■ Task to complete
Select every line containing the word "Cores" from the material, and copy those lines.

■ Input records
++++++
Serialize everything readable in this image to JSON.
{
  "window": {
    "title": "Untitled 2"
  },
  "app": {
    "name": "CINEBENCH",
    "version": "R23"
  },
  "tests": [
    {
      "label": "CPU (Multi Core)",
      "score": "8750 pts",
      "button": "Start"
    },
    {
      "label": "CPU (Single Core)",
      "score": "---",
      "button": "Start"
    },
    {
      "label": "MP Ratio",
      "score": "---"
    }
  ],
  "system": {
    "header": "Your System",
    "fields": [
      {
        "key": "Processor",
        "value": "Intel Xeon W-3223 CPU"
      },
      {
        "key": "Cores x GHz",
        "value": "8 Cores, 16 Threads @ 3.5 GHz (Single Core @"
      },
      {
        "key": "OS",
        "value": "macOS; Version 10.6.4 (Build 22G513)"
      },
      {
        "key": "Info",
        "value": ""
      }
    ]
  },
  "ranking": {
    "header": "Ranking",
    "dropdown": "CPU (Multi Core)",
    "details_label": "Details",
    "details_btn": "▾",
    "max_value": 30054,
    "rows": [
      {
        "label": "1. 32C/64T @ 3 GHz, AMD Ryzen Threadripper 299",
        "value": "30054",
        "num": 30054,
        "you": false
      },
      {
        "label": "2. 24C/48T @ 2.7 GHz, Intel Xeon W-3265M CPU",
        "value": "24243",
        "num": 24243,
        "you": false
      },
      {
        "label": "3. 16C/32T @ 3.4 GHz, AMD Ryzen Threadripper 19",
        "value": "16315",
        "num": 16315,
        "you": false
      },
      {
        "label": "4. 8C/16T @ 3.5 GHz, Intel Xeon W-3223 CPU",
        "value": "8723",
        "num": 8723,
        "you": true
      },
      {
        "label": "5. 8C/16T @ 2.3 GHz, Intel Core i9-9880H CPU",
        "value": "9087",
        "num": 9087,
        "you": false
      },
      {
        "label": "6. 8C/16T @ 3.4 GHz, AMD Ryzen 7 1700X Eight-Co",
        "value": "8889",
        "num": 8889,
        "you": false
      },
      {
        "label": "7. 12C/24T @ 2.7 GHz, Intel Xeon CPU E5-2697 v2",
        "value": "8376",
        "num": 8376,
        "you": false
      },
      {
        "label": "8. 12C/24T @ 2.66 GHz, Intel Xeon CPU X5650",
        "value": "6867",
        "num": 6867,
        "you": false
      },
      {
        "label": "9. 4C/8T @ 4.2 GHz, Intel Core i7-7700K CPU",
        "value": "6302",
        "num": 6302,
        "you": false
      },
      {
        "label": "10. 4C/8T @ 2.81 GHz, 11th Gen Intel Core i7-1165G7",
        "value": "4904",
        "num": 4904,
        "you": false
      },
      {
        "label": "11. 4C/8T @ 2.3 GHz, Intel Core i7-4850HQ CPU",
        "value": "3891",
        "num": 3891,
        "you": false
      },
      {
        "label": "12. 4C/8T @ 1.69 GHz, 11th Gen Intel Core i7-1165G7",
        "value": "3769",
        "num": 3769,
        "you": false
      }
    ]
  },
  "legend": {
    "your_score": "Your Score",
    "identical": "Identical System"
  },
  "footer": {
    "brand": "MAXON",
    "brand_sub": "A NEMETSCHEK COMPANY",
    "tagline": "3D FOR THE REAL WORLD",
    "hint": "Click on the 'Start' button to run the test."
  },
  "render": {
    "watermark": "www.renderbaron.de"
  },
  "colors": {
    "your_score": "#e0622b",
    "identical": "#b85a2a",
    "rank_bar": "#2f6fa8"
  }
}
++++++
■ Complete output
        "key": "Cores x GHz",
        "value": "8 Cores, 16 Threads @ 3.5 GHz (Single Core @"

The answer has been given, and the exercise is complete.